# [Challenge]
Extract, from the records beneath this instruction, each line that contains the word "витрати".

# [Task inputs]
----------------------------------------

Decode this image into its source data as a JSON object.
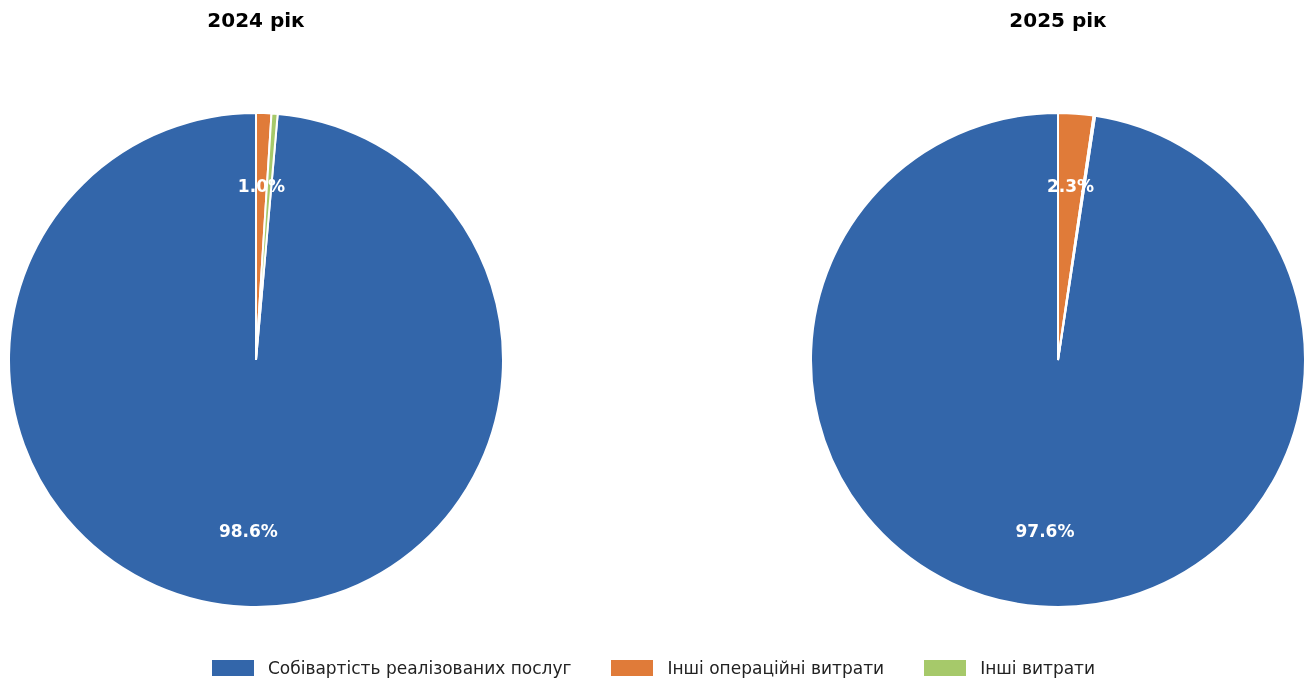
{
  "chart_data": [
    {
      "type": "pie",
      "title": "2024 рік",
      "categories": [
        "Собівартість реалізованих послуг",
        "Інші операційні витрати",
        "Інші витрати"
      ],
      "values": [
        98.6,
        1.0,
        0.4
      ],
      "colors": [
        "#3366aa",
        "#e07b39",
        "#a6c96a"
      ],
      "value_labels": [
        "98.6%",
        "1.0%",
        null
      ],
      "legend": "bottom"
    },
    {
      "type": "pie",
      "title": "2025 рік",
      "categories": [
        null,
        null,
        null
      ],
      "values": [
        97.6,
        2.3,
        0.1
      ],
      "colors": [
        "#3366aa",
        "#e07b39",
        "#a6c96a"
      ],
      "value_labels": [
        "97.6%",
        "2.3%",
        null
      ]
    }
  ]
}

----------------------------------------

# [Complete answer]
        "Інші операційні витрати",
        "Інші витрати"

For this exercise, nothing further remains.